Box annotation data:
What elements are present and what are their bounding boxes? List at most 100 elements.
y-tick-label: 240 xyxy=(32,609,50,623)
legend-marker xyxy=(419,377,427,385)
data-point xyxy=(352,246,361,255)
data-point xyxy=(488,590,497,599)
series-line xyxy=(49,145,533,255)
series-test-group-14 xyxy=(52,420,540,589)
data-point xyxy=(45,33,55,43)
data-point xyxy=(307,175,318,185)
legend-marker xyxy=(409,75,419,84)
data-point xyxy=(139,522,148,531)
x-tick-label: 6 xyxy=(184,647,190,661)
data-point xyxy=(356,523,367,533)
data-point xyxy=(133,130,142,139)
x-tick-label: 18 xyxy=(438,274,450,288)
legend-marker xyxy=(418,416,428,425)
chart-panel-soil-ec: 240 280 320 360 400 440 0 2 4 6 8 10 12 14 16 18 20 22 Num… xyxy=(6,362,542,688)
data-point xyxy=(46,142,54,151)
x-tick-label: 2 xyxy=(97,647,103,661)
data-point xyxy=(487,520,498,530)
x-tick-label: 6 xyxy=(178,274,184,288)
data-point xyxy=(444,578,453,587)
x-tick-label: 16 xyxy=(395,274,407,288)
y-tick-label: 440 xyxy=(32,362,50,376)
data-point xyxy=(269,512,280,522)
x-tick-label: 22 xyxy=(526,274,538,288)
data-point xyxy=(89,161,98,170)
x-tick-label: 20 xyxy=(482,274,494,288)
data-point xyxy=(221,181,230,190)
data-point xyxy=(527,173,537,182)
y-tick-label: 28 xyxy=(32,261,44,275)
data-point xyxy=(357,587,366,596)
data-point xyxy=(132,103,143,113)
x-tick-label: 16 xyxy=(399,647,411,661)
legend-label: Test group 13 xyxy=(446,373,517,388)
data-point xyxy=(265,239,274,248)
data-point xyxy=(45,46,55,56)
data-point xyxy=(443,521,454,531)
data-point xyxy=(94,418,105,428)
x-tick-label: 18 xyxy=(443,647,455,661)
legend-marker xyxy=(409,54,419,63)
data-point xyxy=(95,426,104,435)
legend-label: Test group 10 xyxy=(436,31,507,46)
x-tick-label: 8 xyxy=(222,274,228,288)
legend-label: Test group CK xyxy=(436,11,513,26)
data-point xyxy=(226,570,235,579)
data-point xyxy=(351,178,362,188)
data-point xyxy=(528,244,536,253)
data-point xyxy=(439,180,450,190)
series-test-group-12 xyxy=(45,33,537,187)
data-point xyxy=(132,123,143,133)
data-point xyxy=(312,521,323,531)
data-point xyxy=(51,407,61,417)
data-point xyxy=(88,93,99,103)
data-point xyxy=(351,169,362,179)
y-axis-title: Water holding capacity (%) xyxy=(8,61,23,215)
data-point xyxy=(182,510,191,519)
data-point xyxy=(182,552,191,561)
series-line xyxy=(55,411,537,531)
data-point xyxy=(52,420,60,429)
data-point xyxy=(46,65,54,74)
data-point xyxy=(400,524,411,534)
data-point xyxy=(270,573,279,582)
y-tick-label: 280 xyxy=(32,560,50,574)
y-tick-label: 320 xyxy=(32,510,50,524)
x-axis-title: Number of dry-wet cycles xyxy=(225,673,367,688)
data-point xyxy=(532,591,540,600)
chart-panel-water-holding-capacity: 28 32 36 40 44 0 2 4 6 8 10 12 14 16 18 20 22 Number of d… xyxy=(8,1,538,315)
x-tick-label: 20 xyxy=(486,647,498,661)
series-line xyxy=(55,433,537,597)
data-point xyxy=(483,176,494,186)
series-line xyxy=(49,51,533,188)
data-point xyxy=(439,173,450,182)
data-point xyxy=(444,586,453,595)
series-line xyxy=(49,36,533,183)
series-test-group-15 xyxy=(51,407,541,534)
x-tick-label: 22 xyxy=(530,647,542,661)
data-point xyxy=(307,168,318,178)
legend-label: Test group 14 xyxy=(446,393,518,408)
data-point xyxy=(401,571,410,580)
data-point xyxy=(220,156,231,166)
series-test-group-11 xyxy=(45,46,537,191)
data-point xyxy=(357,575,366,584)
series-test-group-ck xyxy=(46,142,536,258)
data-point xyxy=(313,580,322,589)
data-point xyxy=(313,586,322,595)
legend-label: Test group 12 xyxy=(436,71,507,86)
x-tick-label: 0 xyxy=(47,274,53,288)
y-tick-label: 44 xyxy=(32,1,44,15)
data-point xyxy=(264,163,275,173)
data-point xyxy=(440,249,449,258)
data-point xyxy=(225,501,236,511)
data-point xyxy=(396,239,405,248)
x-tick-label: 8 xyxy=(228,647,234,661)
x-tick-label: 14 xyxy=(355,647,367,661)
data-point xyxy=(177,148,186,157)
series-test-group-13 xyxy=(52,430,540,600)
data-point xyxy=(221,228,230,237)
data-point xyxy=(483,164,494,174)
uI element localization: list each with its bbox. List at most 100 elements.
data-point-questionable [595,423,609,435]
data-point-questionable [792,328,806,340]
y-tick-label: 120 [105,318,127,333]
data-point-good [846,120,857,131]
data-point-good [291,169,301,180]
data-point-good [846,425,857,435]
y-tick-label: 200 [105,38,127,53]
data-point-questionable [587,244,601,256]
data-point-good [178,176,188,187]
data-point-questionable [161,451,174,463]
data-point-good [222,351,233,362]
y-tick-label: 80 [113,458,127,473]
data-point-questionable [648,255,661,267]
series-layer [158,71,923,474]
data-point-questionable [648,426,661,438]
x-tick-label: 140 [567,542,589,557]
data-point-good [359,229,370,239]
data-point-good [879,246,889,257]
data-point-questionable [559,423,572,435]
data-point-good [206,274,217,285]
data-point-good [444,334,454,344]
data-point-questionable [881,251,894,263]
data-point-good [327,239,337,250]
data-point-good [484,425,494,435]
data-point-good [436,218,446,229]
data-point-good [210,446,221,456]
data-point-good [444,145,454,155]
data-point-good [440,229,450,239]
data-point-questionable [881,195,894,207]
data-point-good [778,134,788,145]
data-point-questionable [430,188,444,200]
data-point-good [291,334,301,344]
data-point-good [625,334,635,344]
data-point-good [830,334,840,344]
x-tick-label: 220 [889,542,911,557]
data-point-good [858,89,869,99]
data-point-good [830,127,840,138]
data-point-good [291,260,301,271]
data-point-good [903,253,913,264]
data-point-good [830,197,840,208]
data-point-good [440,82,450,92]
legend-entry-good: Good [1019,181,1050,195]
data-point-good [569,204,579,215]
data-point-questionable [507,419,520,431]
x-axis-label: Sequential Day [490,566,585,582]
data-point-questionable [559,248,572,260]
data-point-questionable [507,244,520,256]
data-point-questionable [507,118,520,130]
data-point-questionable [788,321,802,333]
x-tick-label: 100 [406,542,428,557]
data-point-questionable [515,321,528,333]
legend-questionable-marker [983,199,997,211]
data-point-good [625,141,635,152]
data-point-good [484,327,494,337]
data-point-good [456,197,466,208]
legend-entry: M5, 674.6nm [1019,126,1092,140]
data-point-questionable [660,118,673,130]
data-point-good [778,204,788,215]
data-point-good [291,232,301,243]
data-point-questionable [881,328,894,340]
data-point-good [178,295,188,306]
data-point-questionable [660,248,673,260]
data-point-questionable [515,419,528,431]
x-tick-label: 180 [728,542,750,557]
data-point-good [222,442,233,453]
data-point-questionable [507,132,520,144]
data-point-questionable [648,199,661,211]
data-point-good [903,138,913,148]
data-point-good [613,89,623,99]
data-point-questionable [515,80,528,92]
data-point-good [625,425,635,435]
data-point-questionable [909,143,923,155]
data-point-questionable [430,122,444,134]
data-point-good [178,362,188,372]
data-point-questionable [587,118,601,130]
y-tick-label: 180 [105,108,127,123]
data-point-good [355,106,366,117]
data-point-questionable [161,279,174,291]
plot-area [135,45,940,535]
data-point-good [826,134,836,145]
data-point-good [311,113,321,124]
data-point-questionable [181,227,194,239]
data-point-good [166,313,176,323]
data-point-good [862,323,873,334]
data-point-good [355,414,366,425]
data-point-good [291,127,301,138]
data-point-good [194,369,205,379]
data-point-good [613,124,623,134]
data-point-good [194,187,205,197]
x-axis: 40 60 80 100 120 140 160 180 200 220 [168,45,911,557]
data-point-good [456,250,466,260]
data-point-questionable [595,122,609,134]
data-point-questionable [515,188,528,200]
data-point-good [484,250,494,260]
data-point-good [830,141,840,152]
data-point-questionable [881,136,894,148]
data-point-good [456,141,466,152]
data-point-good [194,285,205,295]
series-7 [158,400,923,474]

**EXERCISE DESCRIPTION**
Locate each line in the records that contains the string "panel", matching case exactly, and copy those lines in full.

**TASK SOLUTION**
chart-panel-soil-ec: 240 280 320 360 400 440 0 2 4 6 8 10 12 14 16 18 20 22 Num… xyxy=(6,362,542,688)
chart-panel-water-holding-capacity: 28 32 36 40 44 0 2 4 6 8 10 12 14 16 18 20 22 Number of d… xyxy=(8,1,538,315)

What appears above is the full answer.